--- Input material ---

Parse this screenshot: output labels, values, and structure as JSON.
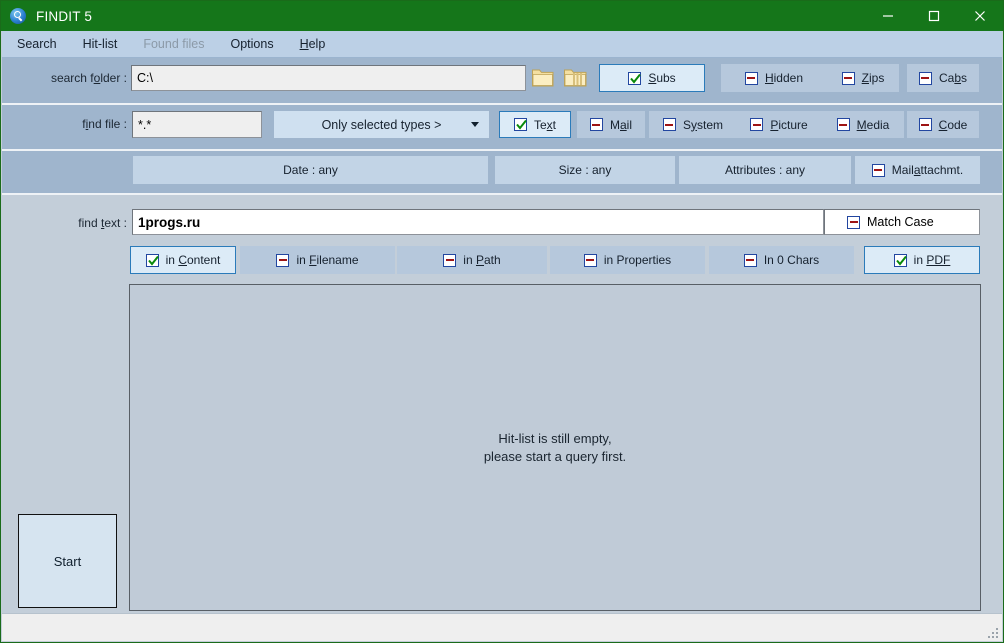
{
  "window": {
    "title": "FINDIT  5",
    "icon": "magnifier-icon",
    "minimize": "—",
    "maximize": "□",
    "close": "✕"
  },
  "menubar": {
    "items": [
      {
        "label": "Search",
        "accel": "",
        "disabled": false
      },
      {
        "label": "Hit-list",
        "accel": "",
        "disabled": false
      },
      {
        "label": "Found files",
        "accel": "",
        "disabled": true
      },
      {
        "label": "Options",
        "accel": "",
        "disabled": false
      },
      {
        "label": "Help",
        "accel": "H",
        "disabled": false
      }
    ]
  },
  "search_folder_row": {
    "label_pre": "search f",
    "label_accel": "o",
    "label_post": "lder :",
    "value": "C:\\",
    "placeholder": "",
    "browse_folder_icon": "folder-icon",
    "recent_folders_icon": "folder-stack-icon",
    "toggles": [
      {
        "name": "subs",
        "label": "Subs",
        "accel": "S",
        "state": "checked"
      },
      {
        "name": "hidden",
        "label": "Hidden",
        "accel": "H",
        "state": "minus"
      },
      {
        "name": "zips",
        "label": "Zips",
        "accel": "Z",
        "state": "minus"
      },
      {
        "name": "cabs",
        "label": "Cabs",
        "accel": "b",
        "state": "minus"
      }
    ]
  },
  "find_file_row": {
    "label_pre": "f",
    "label_accel": "i",
    "label_post": "nd file :",
    "value": "*.*",
    "types_combo": {
      "selected": "Only selected types >",
      "options": [
        "Only selected types >"
      ]
    },
    "toggles": [
      {
        "name": "text",
        "label_pre": "Te",
        "accel": "x",
        "label_post": "t",
        "state": "checked"
      },
      {
        "name": "mail",
        "label_pre": "M",
        "accel": "a",
        "label_post": "il",
        "state": "minus"
      },
      {
        "name": "system",
        "label_pre": "S",
        "accel": "y",
        "label_post": "stem",
        "state": "minus"
      },
      {
        "name": "picture",
        "label_pre": "",
        "accel": "P",
        "label_post": "icture",
        "state": "minus"
      },
      {
        "name": "media",
        "label_pre": "",
        "accel": "M",
        "label_post": "edia",
        "state": "minus"
      },
      {
        "name": "code",
        "label_pre": "",
        "accel": "C",
        "label_post": "ode",
        "state": "minus"
      }
    ]
  },
  "filters_row": {
    "date": "Date : any",
    "size": "Size : any",
    "attributes": "Attributes : any",
    "mail_attachment": {
      "label_pre": "Mail",
      "accel": "a",
      "label_post": "ttachmt.",
      "state": "minus"
    }
  },
  "find_text_row": {
    "label_pre": "find ",
    "label_accel": "t",
    "label_post": "ext :",
    "value": "1progs.ru",
    "match_case": {
      "label": "Match Case",
      "state": "minus"
    }
  },
  "scope_row": {
    "toggles": [
      {
        "name": "in-content",
        "label_pre": "in ",
        "accel": "C",
        "label_post": "ontent",
        "state": "checked"
      },
      {
        "name": "in-filename",
        "label_pre": "in ",
        "accel": "F",
        "label_post": "ilename",
        "state": "minus"
      },
      {
        "name": "in-path",
        "label_pre": "in ",
        "accel": "P",
        "label_post": "ath",
        "state": "minus"
      },
      {
        "name": "in-properties",
        "label_pre": "in Properties",
        "accel": "",
        "label_post": "",
        "state": "minus"
      },
      {
        "name": "in-0-chars",
        "label_pre": "In 0 Chars",
        "accel": "",
        "label_post": "",
        "state": "minus"
      },
      {
        "name": "in-pdf",
        "label_pre": "in ",
        "accel": "PDF",
        "label_post": "",
        "state": "checked"
      }
    ]
  },
  "hitlist": {
    "line1": "Hit-list is still empty,",
    "line2": "please start a query first."
  },
  "start_button": {
    "label": "Start"
  },
  "statusbar": {
    "text": ""
  },
  "colors": {
    "title_bar": "#15761a",
    "menu_bar": "#bcd0e6",
    "band_dark": "#9fb5cd",
    "band_light": "#c3ced9",
    "accent_border": "#2b7bba",
    "toggle_on_bg": "#dcebf7",
    "toggle_off_bg": "#b6c8dc",
    "check_green": "#0a8a0a",
    "minus_red": "#9e1414"
  }
}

---

- _Aim of the exercise_:
Restate the whole listing above exactly, please, omitting every image.

- _Output_:
Parse this screenshot: output labels, values, and structure as JSON.
{
  "window": {
    "title": "FINDIT  5",
    "icon": "magnifier-icon",
    "minimize": "—",
    "maximize": "□",
    "close": "✕"
  },
  "menubar": {
    "items": [
      {
        "label": "Search",
        "accel": "",
        "disabled": false
      },
      {
        "label": "Hit-list",
        "accel": "",
        "disabled": false
      },
      {
        "label": "Found files",
        "accel": "",
        "disabled": true
      },
      {
        "label": "Options",
        "accel": "",
        "disabled": false
      },
      {
        "label": "Help",
        "accel": "H",
        "disabled": false
      }
    ]
  },
  "search_folder_row": {
    "label_pre": "search f",
    "label_accel": "o",
    "label_post": "lder :",
    "value": "C:\\",
    "placeholder": "",
    "browse_folder_icon": "folder-icon",
    "recent_folders_icon": "folder-stack-icon",
    "toggles": [
      {
        "name": "subs",
        "label": "Subs",
        "accel": "S",
        "state": "checked"
      },
      {
        "name": "hidden",
        "label": "Hidden",
        "accel": "H",
        "state": "minus"
      },
      {
        "name": "zips",
        "label": "Zips",
        "accel": "Z",
        "state": "minus"
      },
      {
        "name": "cabs",
        "label": "Cabs",
        "accel": "b",
        "state": "minus"
      }
    ]
  },
  "find_file_row": {
    "label_pre": "f",
    "label_accel": "i",
    "label_post": "nd file :",
    "value": "*.*",
    "types_combo": {
      "selected": "Only selected types >",
      "options": [
        "Only selected types >"
      ]
    },
    "toggles": [
      {
        "name": "text",
        "label_pre": "Te",
        "accel": "x",
        "label_post": "t",
        "state": "checked"
      },
      {
        "name": "mail",
        "label_pre": "M",
        "accel": "a",
        "label_post": "il",
        "state": "minus"
      },
      {
        "name": "system",
        "label_pre": "S",
        "accel": "y",
        "label_post": "stem",
        "state": "minus"
      },
      {
        "name": "picture",
        "label_pre": "",
        "accel": "P",
        "label_post": "icture",
        "state": "minus"
      },
      {
        "name": "media",
        "label_pre": "",
        "accel": "M",
        "label_post": "edia",
        "state": "minus"
      },
      {
        "name": "code",
        "label_pre": "",
        "accel": "C",
        "label_post": "ode",
        "state": "minus"
      }
    ]
  },
  "filters_row": {
    "date": "Date : any",
    "size": "Size : any",
    "attributes": "Attributes : any",
    "mail_attachment": {
      "label_pre": "Mail",
      "accel": "a",
      "label_post": "ttachmt.",
      "state": "minus"
    }
  },
  "find_text_row": {
    "label_pre": "find ",
    "label_accel": "t",
    "label_post": "ext :",
    "value": "1progs.ru",
    "match_case": {
      "label": "Match Case",
      "state": "minus"
    }
  },
  "scope_row": {
    "toggles": [
      {
        "name": "in-content",
        "label_pre": "in ",
        "accel": "C",
        "label_post": "ontent",
        "state": "checked"
      },
      {
        "name": "in-filename",
        "label_pre": "in ",
        "accel": "F",
        "label_post": "ilename",
        "state": "minus"
      },
      {
        "name": "in-path",
        "label_pre": "in ",
        "accel": "P",
        "label_post": "ath",
        "state": "minus"
      },
      {
        "name": "in-properties",
        "label_pre": "in Properties",
        "accel": "",
        "label_post": "",
        "state": "minus"
      },
      {
        "name": "in-0-chars",
        "label_pre": "In 0 Chars",
        "accel": "",
        "label_post": "",
        "state": "minus"
      },
      {
        "name": "in-pdf",
        "label_pre": "in ",
        "accel": "PDF",
        "label_post": "",
        "state": "checked"
      }
    ]
  },
  "hitlist": {
    "line1": "Hit-list is still empty,",
    "line2": "please start a query first."
  },
  "start_button": {
    "label": "Start"
  },
  "statusbar": {
    "text": ""
  },
  "colors": {
    "title_bar": "#15761a",
    "menu_bar": "#bcd0e6",
    "band_dark": "#9fb5cd",
    "band_light": "#c3ced9",
    "accent_border": "#2b7bba",
    "toggle_on_bg": "#dcebf7",
    "toggle_off_bg": "#b6c8dc",
    "check_green": "#0a8a0a",
    "minus_red": "#9e1414"
  }
}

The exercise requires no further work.